What we were missing, is that df_main = df_main.append(df_temp)
is placed in a slightly wrong place. On first iteration it works well, pd.to_datetime(df_main['timeStamp'], unit='s')
gets an str
type with Linux epoch and gets converted to pandas._libs.tslibs.timestamps.Timestamp
.
But on next iteration df_main['timeStamp']
already has the Timestamp type and it gets appended with str
type, so we get a column with mixed type. E.g.:
type(df_main['timeStamp'].iloc[0]) == type(df_main['timeStamp'].iloc[-1])
This results with False. Hence when trying to convert Timestamp to Timestamp one gets an error featured in question.
To mitigate this we can place .append()
below the conversion and do this conversion on df_temp
instead of df_main
, this way we will only append Timestamps to the resulting DataFrame and the code below with if
clause will work fine.
As a side note
Another small change I've made was datetime.date(2022, 1, 1)
. This change was not needed, but the way one works with datetime
depends on how this library was imported, so it's worth mentioning:
import datetime
datetime.date(2022, 1, 1)
datetime.datetime(2022, 1, 1).date()
from datetime import datetime
datetime(2022, 1, 1).date()
All the above is legit and will produce the same. On the first import module
gets imported, on the second one type
gets imported.
Alternative solution
Conversion to Timestamp takes time. If the API provides Linux epoch dates, why not use this date for comparison? Let's add this somewhere where you define wallet_addresses
:
reference_date = "01/01/2021"
reference_date = int(time.mktime(datetime.datetime.strptime(reference_date, "%d/%m/%Y").timetuple()))
This will result in 1609448400. Other stack overflow question as reference.
This integer can now be compared with timestamps provided by the API. The only thing left is to cast str
to int
. We can have your code left intact with some minor changes at the end:
<< Your code without changes >>
df_main['timeStamp'] = df_main['timeStamp'].astype(int)
if min(df_main['timeStamp']) < reference_date:
pass
To make a benchmark I've changed while True:
to for _ in range(0,4):
to limit the infinite cycle, results are as follows:
- Initial solution took 11.6 s to complete
- Alternative solution took 8.85 s to complete
It's 30% faster. Casting str
to int
takes less time than conversion to TimeStamps, I would call this a preferable solution.
Future warning
FutureWarning: The frame.append method is deprecated and will be removed from pandas in a future version. Use pandas.concat instead.
It makes sense to comply with this warning. df_main = df_main.append(df_temp)
has to be changed to df_main = pd.concat([df_main, df_temp])
.
As for current 1.5.0 version it's already deprecated. Time to upgrade!

* **DATASET RECORDS**:

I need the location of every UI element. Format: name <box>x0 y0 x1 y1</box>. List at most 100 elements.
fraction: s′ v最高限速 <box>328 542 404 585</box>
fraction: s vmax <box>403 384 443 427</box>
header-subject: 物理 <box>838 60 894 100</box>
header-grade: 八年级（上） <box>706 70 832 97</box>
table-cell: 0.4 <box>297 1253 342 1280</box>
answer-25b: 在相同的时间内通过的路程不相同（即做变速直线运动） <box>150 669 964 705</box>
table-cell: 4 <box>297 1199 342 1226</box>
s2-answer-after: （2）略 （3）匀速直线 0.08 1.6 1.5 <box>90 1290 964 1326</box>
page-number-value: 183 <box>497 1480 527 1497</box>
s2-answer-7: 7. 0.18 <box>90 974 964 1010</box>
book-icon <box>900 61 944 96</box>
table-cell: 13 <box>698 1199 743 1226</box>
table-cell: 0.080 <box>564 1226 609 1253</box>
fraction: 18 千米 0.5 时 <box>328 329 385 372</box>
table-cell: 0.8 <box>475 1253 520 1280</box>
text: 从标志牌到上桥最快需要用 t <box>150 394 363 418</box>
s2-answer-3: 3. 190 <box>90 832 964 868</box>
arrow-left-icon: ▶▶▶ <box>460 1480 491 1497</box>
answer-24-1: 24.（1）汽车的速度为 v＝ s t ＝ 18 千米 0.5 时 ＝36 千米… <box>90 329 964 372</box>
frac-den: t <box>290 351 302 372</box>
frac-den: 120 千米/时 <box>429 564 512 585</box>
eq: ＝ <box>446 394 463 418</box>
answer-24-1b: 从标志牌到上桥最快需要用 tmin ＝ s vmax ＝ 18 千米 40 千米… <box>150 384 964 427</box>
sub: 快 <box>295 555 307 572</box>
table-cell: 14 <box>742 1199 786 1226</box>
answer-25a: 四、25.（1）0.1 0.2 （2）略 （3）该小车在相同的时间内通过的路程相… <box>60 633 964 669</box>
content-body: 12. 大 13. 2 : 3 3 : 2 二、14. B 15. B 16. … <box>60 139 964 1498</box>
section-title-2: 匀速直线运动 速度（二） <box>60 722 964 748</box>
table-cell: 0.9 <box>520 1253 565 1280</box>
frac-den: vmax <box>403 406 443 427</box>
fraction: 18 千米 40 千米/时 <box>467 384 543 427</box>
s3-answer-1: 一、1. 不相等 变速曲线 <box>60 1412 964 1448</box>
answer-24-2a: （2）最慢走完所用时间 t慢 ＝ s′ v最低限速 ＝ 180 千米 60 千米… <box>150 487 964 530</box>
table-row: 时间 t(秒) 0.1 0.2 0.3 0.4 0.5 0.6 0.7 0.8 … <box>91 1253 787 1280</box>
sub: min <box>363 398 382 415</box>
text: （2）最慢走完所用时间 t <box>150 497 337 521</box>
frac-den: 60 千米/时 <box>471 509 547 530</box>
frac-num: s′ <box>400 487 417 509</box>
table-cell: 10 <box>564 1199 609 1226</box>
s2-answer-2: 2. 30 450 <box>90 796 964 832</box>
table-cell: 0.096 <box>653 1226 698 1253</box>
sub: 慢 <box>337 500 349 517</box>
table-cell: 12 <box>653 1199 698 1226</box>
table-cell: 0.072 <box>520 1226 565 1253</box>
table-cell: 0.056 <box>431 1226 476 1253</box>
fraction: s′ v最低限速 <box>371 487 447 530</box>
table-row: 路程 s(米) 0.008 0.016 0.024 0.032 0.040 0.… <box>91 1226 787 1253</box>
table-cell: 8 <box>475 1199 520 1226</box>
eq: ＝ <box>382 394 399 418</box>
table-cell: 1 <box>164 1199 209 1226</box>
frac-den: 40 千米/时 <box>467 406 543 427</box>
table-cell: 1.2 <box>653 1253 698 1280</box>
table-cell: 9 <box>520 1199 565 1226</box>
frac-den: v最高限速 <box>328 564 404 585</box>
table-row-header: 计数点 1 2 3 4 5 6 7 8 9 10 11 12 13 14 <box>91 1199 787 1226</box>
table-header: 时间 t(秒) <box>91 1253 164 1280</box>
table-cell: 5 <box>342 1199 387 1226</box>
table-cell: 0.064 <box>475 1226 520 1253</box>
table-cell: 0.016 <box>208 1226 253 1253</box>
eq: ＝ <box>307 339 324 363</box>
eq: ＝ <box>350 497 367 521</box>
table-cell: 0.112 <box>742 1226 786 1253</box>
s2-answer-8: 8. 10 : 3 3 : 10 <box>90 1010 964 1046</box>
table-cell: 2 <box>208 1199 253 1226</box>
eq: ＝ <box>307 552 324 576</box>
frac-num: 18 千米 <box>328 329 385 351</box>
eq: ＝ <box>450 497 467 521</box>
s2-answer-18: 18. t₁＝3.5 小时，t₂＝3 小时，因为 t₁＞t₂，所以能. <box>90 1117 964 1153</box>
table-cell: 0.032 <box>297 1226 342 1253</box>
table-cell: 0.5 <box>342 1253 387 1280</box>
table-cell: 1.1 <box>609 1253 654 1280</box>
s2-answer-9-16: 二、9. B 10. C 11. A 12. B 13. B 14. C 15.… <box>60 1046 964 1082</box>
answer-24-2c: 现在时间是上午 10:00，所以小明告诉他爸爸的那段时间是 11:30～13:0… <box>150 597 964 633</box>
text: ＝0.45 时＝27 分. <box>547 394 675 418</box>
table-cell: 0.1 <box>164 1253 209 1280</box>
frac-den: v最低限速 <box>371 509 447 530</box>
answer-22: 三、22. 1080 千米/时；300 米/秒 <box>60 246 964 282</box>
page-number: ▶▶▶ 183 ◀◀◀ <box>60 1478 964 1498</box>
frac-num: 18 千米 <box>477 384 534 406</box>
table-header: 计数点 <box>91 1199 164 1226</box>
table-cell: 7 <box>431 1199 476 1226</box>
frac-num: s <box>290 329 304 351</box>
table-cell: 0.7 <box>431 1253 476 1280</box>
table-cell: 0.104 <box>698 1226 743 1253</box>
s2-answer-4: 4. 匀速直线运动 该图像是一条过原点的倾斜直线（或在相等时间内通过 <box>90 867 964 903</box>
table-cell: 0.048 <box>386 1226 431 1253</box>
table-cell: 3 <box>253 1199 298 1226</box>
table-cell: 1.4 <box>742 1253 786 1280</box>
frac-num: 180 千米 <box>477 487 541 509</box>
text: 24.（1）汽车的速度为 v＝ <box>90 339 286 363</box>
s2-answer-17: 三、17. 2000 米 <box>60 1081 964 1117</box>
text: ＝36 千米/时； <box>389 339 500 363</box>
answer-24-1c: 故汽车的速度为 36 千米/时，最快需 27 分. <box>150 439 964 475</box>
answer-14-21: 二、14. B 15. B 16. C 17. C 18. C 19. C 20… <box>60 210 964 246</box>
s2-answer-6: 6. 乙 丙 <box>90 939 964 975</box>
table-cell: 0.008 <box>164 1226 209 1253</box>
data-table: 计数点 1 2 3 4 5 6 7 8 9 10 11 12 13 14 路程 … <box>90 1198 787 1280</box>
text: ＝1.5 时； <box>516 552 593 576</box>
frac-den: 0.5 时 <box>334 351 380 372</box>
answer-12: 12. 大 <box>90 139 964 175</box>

* **WRITTEN REQUEST**:
In the pandas timestamp text, what should the line df_main = df_main.append(df_temp) be changed to?

* **FINISHED TASK**:
df_main = pd.concat([df_main, df_temp])